**INSTRUCTIONS TO FOLLOW**
Select the lines below containing the word "группе".

(Recorded data)
====================

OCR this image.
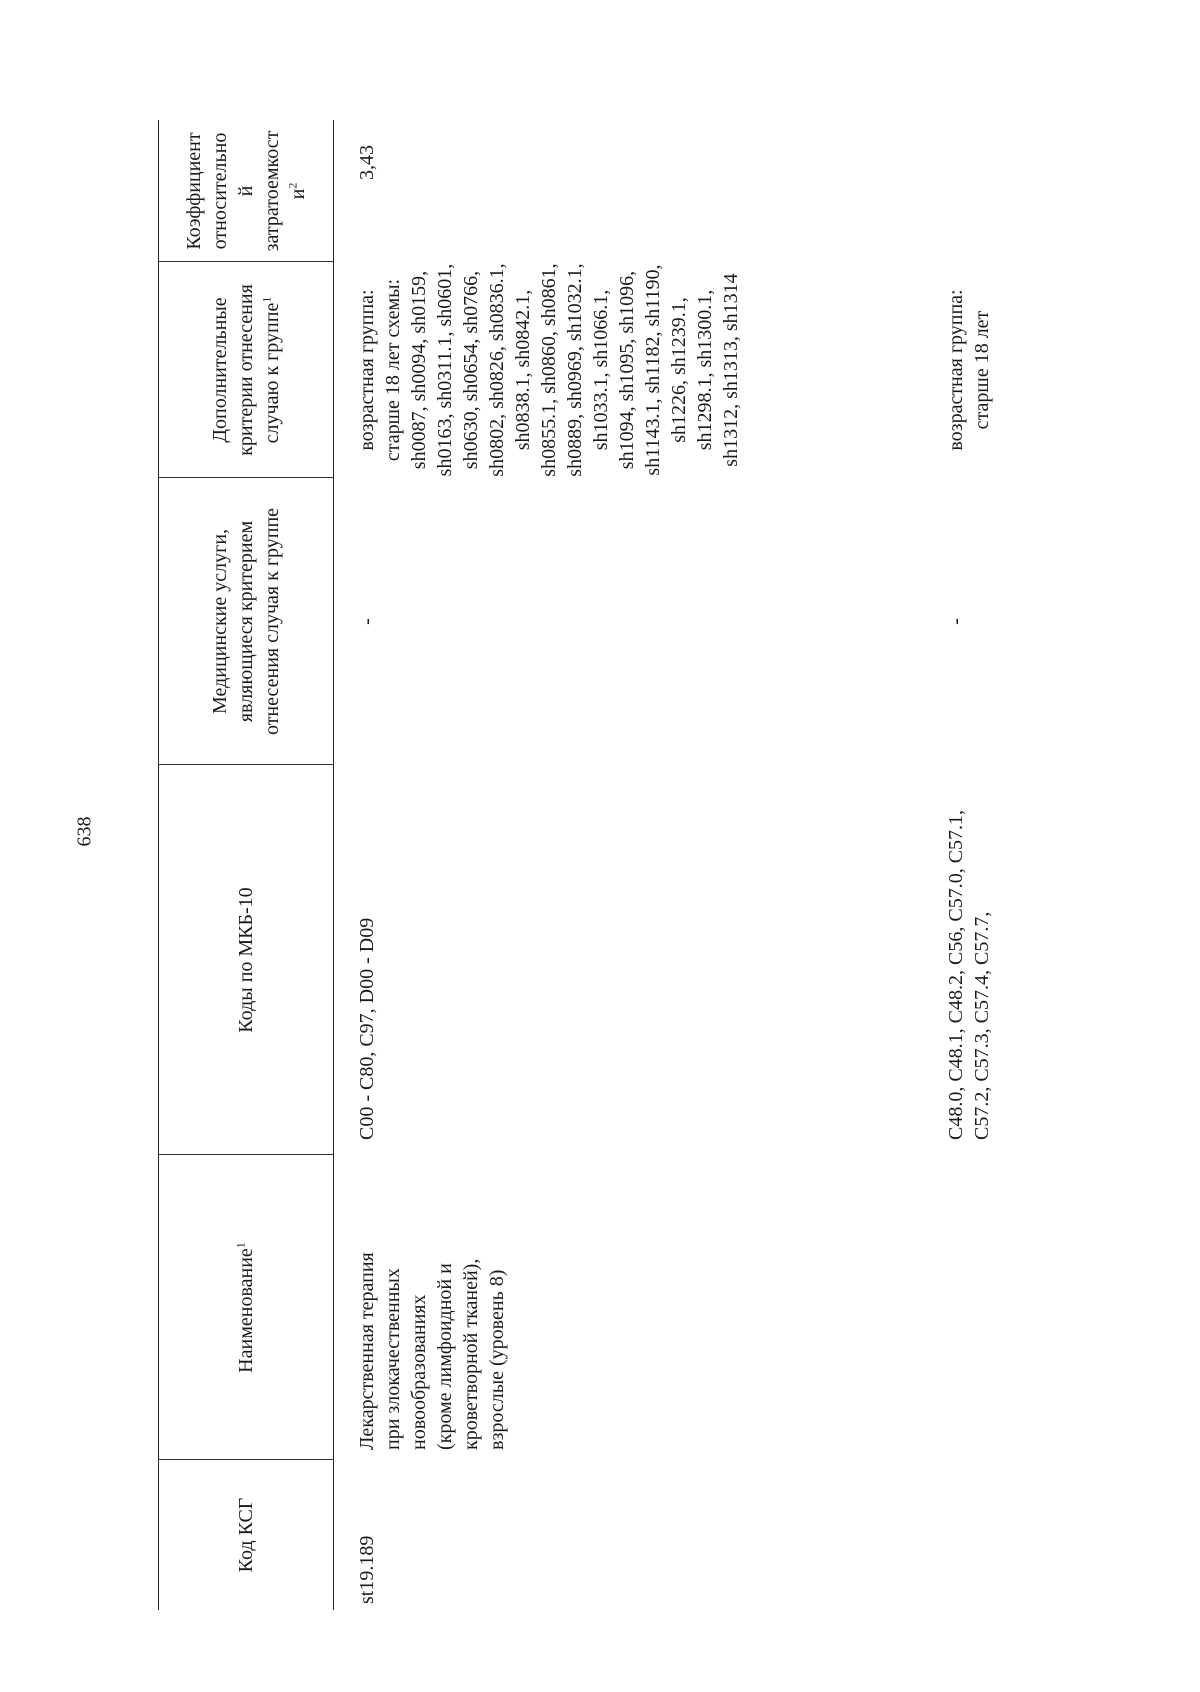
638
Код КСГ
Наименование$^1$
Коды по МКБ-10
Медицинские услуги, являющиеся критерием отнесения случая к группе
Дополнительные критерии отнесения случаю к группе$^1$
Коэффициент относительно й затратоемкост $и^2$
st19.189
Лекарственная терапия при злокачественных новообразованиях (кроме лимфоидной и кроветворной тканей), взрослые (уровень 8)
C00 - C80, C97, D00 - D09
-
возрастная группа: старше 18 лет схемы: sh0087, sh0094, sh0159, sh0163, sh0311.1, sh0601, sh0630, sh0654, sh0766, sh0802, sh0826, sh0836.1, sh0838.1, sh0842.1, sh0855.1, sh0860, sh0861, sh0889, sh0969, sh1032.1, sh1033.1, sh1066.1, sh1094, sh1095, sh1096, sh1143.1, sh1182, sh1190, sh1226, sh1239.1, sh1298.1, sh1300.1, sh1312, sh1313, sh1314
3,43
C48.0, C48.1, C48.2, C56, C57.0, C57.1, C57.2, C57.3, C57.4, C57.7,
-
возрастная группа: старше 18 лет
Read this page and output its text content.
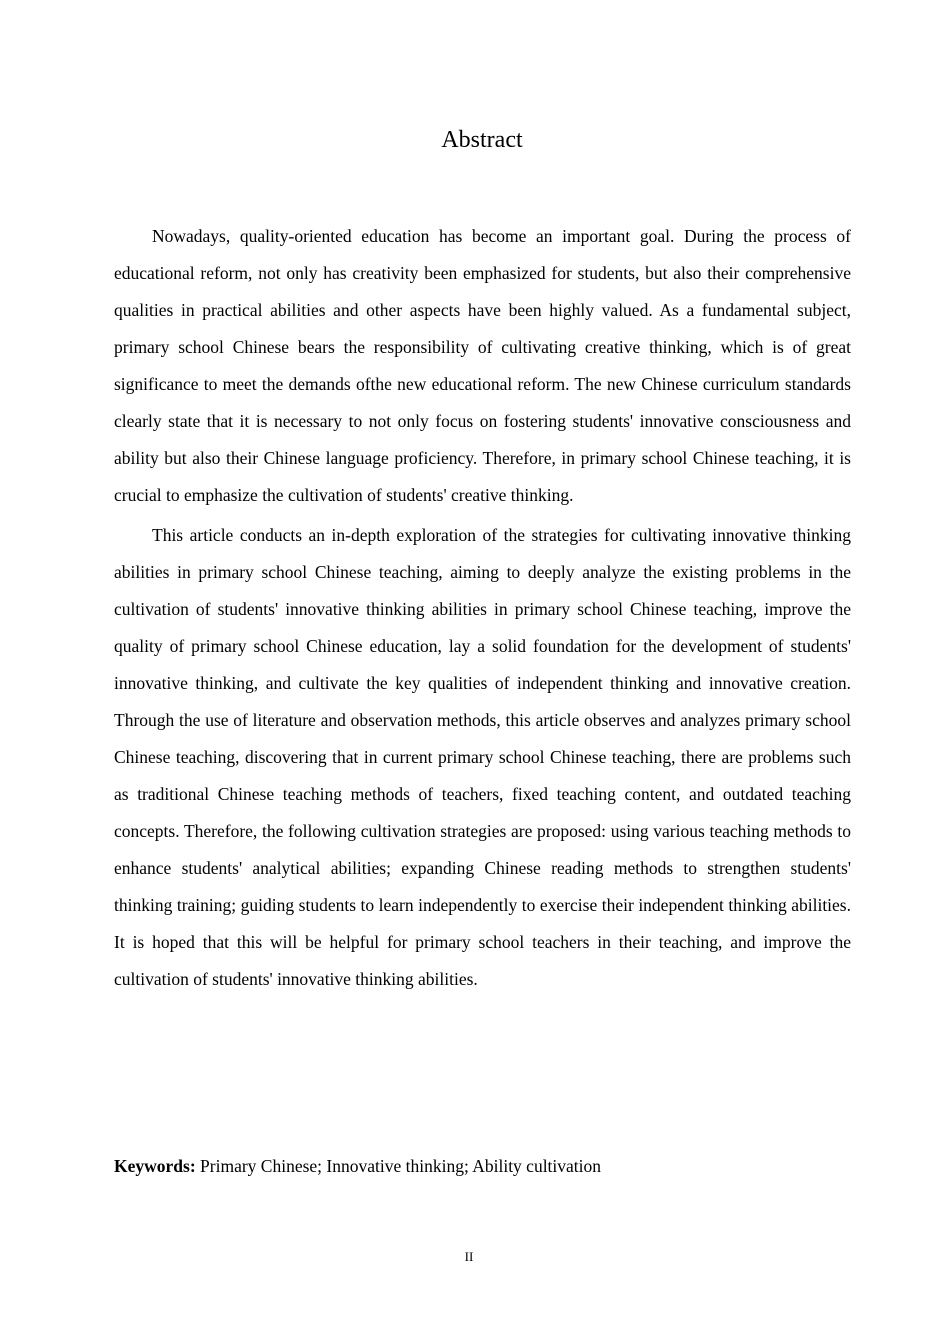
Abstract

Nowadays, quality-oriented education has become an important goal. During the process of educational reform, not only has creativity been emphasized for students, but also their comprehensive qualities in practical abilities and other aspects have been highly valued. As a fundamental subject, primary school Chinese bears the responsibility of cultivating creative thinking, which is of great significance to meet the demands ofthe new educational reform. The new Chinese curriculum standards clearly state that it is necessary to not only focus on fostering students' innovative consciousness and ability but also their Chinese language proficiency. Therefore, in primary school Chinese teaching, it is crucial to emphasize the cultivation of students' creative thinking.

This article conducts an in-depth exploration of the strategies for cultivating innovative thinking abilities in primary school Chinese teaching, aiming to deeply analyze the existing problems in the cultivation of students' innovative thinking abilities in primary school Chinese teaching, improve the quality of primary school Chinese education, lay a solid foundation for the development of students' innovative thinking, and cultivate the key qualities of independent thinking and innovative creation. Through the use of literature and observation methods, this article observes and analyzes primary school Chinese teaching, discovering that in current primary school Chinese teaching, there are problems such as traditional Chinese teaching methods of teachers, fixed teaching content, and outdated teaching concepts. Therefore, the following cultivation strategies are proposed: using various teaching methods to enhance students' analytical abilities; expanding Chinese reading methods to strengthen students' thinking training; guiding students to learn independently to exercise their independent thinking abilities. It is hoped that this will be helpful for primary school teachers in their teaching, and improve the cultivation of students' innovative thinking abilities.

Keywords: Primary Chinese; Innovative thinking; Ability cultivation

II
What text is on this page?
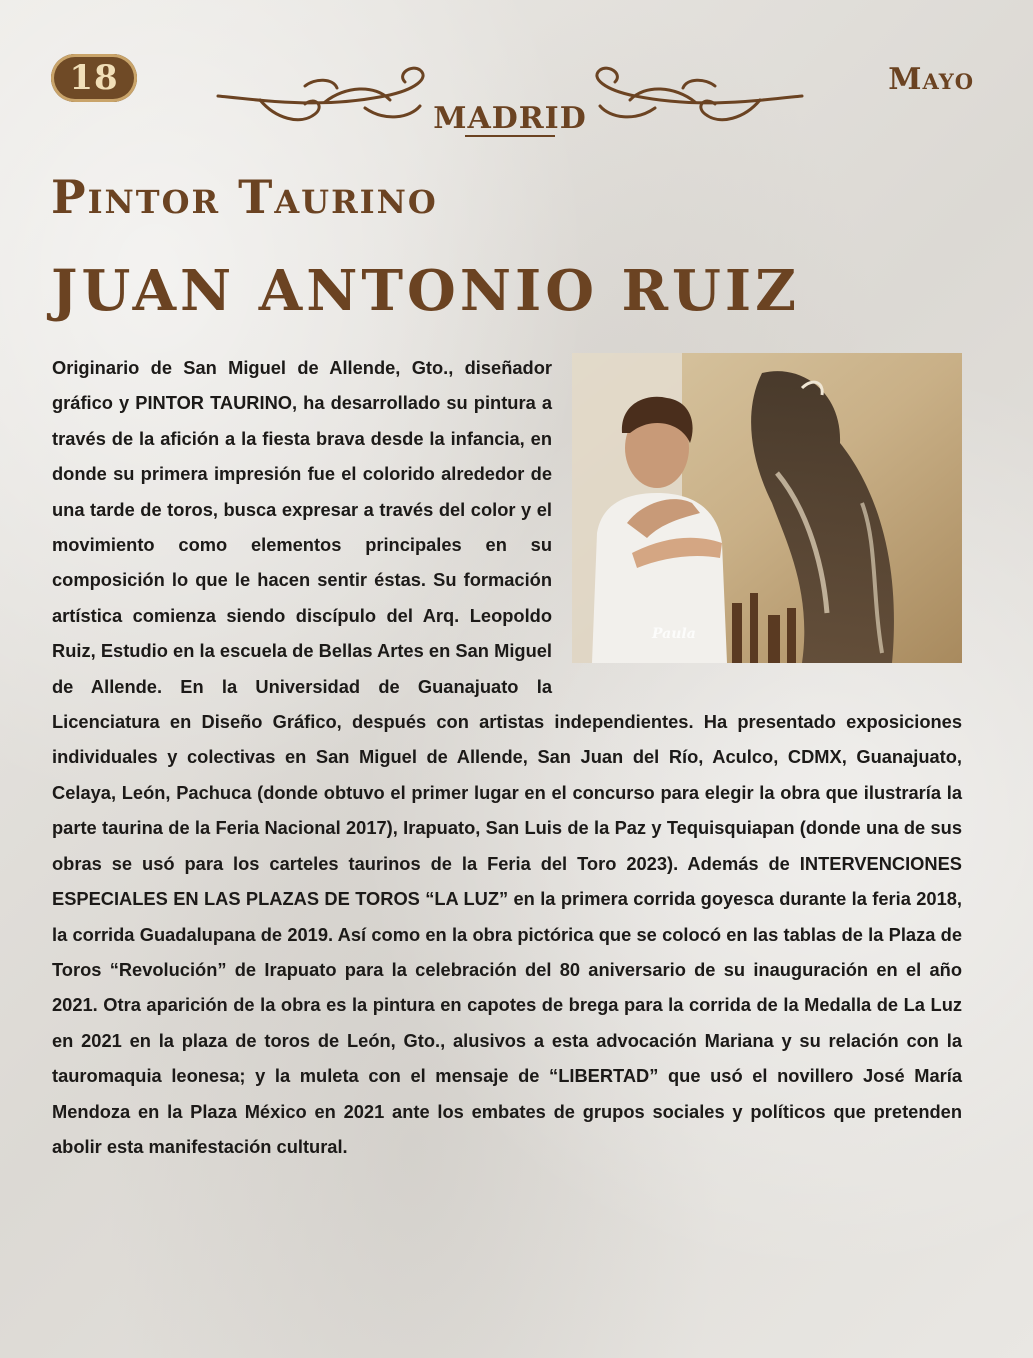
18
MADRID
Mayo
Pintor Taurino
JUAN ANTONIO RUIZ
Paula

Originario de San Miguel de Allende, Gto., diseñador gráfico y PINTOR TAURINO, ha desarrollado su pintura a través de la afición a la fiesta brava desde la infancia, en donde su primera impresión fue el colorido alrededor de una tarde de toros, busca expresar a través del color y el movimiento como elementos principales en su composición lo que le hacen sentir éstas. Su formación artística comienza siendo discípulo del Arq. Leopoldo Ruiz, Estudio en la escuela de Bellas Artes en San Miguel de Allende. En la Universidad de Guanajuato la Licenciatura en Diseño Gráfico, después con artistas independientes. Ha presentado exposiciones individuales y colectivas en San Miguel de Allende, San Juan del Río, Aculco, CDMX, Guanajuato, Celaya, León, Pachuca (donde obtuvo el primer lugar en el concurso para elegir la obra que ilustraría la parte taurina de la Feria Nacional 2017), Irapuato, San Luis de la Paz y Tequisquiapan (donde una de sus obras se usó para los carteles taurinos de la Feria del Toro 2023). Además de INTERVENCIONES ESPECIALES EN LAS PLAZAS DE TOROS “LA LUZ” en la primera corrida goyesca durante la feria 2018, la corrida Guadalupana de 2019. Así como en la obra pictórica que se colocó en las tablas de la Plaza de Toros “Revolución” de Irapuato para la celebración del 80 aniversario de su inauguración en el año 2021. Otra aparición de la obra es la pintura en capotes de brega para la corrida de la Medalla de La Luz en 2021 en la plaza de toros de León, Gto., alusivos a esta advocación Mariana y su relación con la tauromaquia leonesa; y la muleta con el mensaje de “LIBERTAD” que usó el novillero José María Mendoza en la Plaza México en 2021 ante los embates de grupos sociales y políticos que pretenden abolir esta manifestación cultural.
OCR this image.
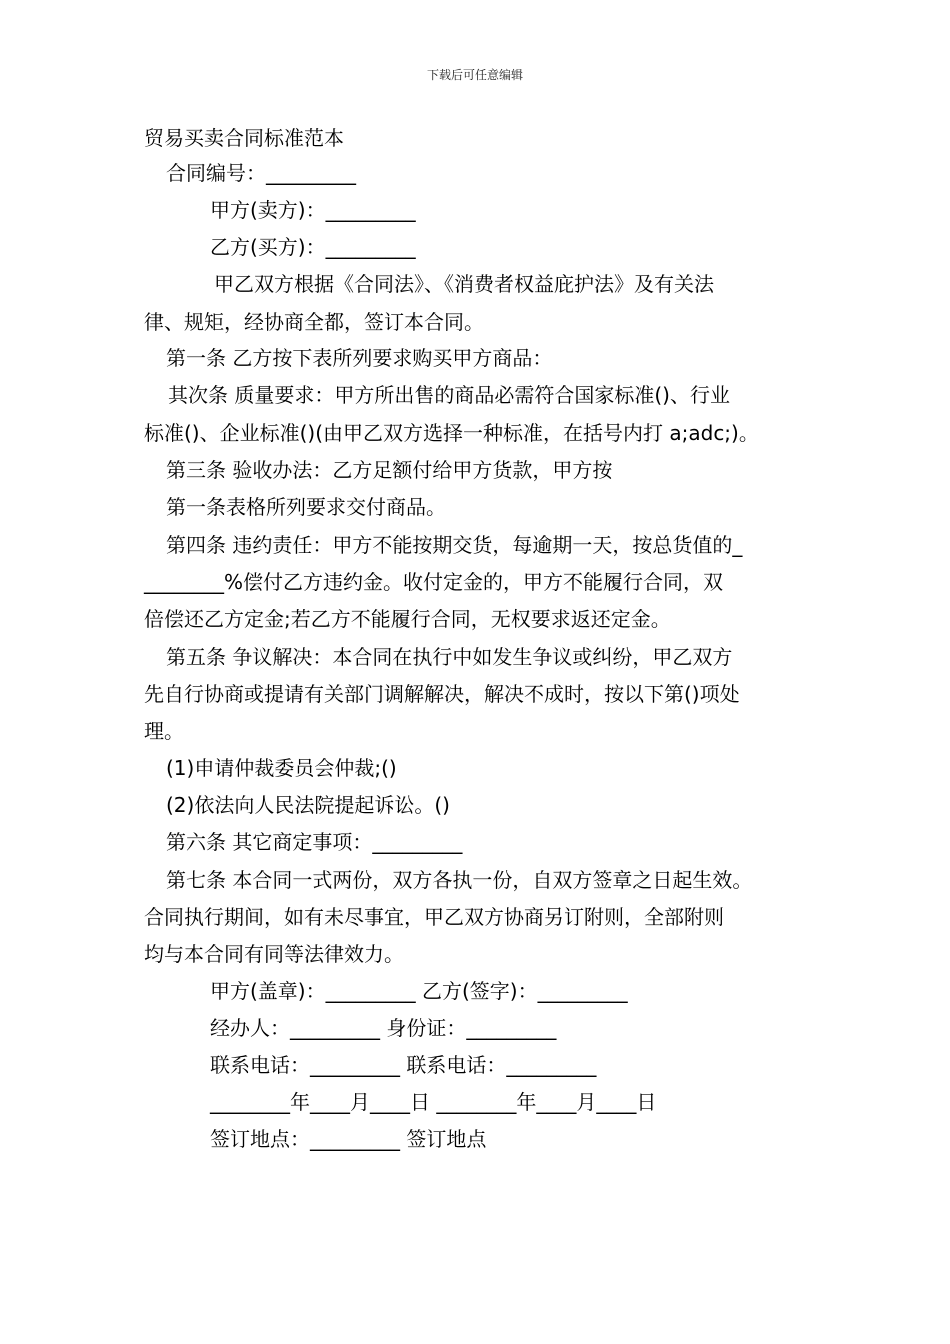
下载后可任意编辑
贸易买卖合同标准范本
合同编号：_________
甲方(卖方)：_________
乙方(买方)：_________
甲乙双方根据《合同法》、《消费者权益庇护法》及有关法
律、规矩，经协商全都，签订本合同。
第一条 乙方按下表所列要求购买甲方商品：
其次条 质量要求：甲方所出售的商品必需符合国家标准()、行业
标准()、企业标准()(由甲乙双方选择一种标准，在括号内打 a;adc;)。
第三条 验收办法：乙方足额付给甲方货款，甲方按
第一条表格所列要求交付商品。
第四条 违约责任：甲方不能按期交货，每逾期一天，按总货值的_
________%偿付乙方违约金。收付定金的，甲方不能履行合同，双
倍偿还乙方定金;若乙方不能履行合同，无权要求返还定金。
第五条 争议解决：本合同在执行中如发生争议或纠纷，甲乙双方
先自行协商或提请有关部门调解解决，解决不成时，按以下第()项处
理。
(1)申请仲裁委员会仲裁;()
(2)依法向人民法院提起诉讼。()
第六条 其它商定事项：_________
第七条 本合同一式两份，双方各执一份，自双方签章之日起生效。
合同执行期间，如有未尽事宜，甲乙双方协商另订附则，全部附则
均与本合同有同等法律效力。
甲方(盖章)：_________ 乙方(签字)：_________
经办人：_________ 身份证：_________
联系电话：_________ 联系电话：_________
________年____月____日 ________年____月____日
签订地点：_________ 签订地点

====================

**FULL SOLUTION**
Медицинские услуги, являющиеся критерием отнесения случая к группе
Дополнительные критерии отнесения случаю к группе$^1$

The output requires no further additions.